— SET PROBLEM —
Every record must be transcribed in its entirety, apart from the images, which are to be omitted.

— Extracted records —
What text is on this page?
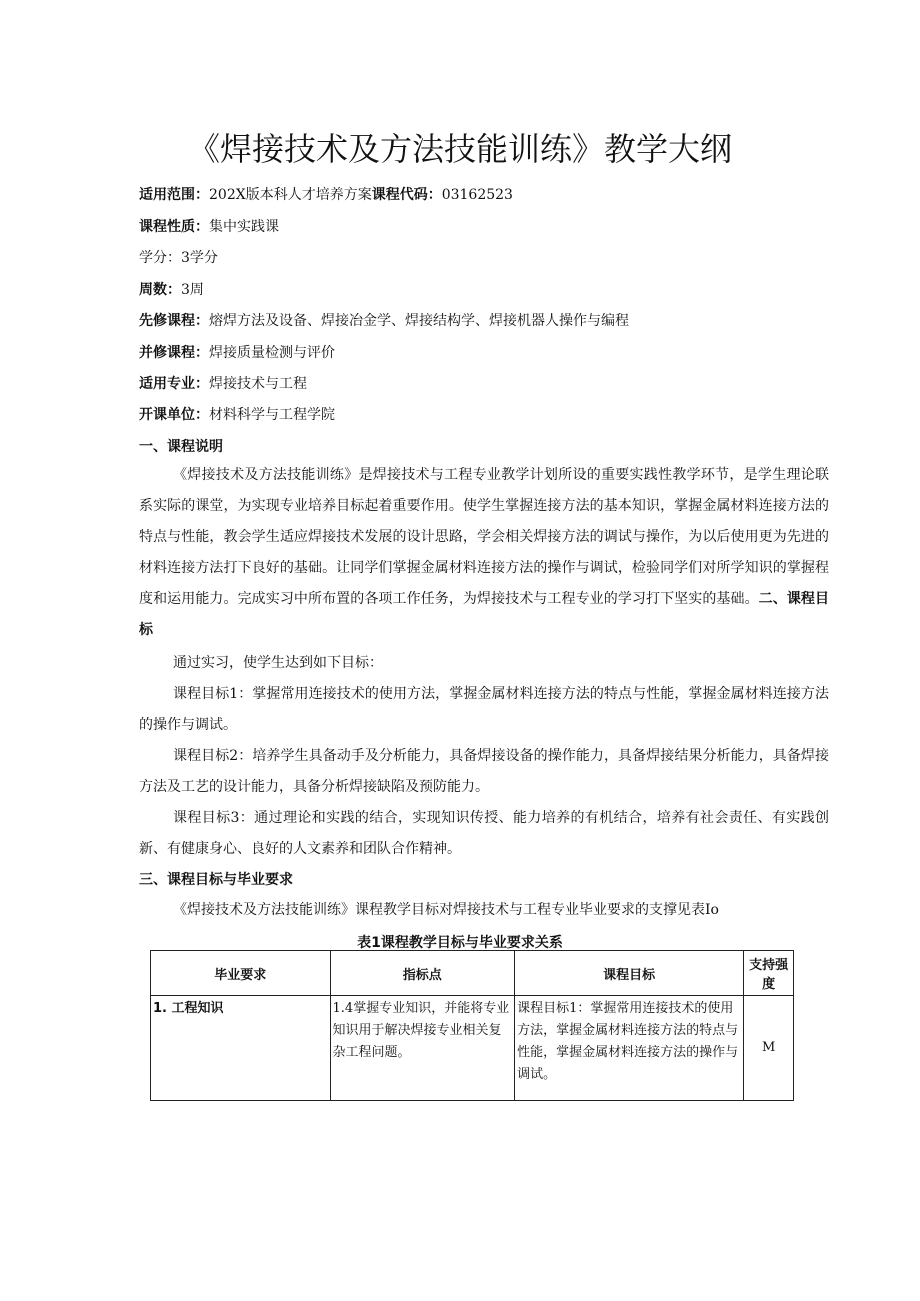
《焊接技术及方法技能训练》教学大纲
适用范围：202X版本科人才培养方案课程代码：03162523
课程性质：集中实践课
学分：3学分
周数：3周
先修课程：熔焊方法及设备、焊接冶金学、焊接结构学、焊接机器人操作与编程
并修课程：焊接质量检测与评价
适用专业：焊接技术与工程
开课单位：材料科学与工程学院
一、课程说明
《焊接技术及方法技能训练》是焊接技术与工程专业教学计划所设的重要实践性教学环节，是学生理论联系实际的课堂，为实现专业培养目标起着重要作用。使学生掌握连接方法的基本知识，掌握金属材料连接方法的特点与性能，教会学生适应焊接技术发展的设计思路，学会相关焊接方法的调试与操作，为以后使用更为先进的材料连接方法打下良好的基础。让同学们掌握金属材料连接方法的操作与调试，检验同学们对所学知识的掌握程度和运用能力。完成实习中所布置的各项工作任务，为焊接技术与工程专业的学习打下坚实的基础。二、课程目标
通过实习，使学生达到如下目标：
课程目标1：掌握常用连接技术的使用方法，掌握金属材料连接方法的特点与性能，掌握金属材料连接方法的操作与调试。
课程目标2：培养学生具备动手及分析能力，具备焊接设备的操作能力，具备焊接结果分析能力，具备焊接方法及工艺的设计能力，具备分析焊接缺陷及预防能力。
课程目标3：通过理论和实践的结合，实现知识传授、能力培养的有机结合，培养有社会责任、有实践创新、有健康身心、良好的人文素养和团队合作精神。
三、课程目标与毕业要求
《焊接技术及方法技能训练》课程教学目标对焊接技术与工程专业毕业要求的支撑见表Io
表1课程教学目标与毕业要求关系
毕业要求	指标点	课程目标	支持强度
1. 工程知识	1.4掌握专业知识，并能将专业知识用于解决焊接专业相关复杂工程问题。	课程目标1：掌握常用连接技术的使用方法，掌握金属材料连接方法的特点与性能，掌握金属材料连接方法的操作与调试。	M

— OUTPUT FOR THIS TASK —
What text is on this page?
《焊接技术及方法技能训练》教学大纲
适用范围：202X版本科人才培养方案课程代码：03162523
课程性质：集中实践课
学分：3学分
周数：3周
先修课程：熔焊方法及设备、焊接冶金学、焊接结构学、焊接机器人操作与编程
并修课程：焊接质量检测与评价
适用专业：焊接技术与工程
开课单位：材料科学与工程学院
一、课程说明
《焊接技术及方法技能训练》是焊接技术与工程专业教学计划所设的重要实践性教学环节，是学生理论联系实际的课堂，为实现专业培养目标起着重要作用。使学生掌握连接方法的基本知识，掌握金属材料连接方法的特点与性能，教会学生适应焊接技术发展的设计思路，学会相关焊接方法的调试与操作，为以后使用更为先进的材料连接方法打下良好的基础。让同学们掌握金属材料连接方法的操作与调试，检验同学们对所学知识的掌握程度和运用能力。完成实习中所布置的各项工作任务，为焊接技术与工程专业的学习打下坚实的基础。二、课程目标
通过实习，使学生达到如下目标：
课程目标1：掌握常用连接技术的使用方法，掌握金属材料连接方法的特点与性能，掌握金属材料连接方法的操作与调试。
课程目标2：培养学生具备动手及分析能力，具备焊接设备的操作能力，具备焊接结果分析能力，具备焊接方法及工艺的设计能力，具备分析焊接缺陷及预防能力。
课程目标3：通过理论和实践的结合，实现知识传授、能力培养的有机结合，培养有社会责任、有实践创新、有健康身心、良好的人文素养和团队合作精神。
三、课程目标与毕业要求
《焊接技术及方法技能训练》课程教学目标对焊接技术与工程专业毕业要求的支撑见表Io
表1课程教学目标与毕业要求关系
毕业要求	指标点	课程目标	支持强度
1. 工程知识	1.4掌握专业知识，并能将专业知识用于解决焊接专业相关复杂工程问题。	课程目标1：掌握常用连接技术的使用方法，掌握金属材料连接方法的特点与性能，掌握金属材料连接方法的操作与调试。	M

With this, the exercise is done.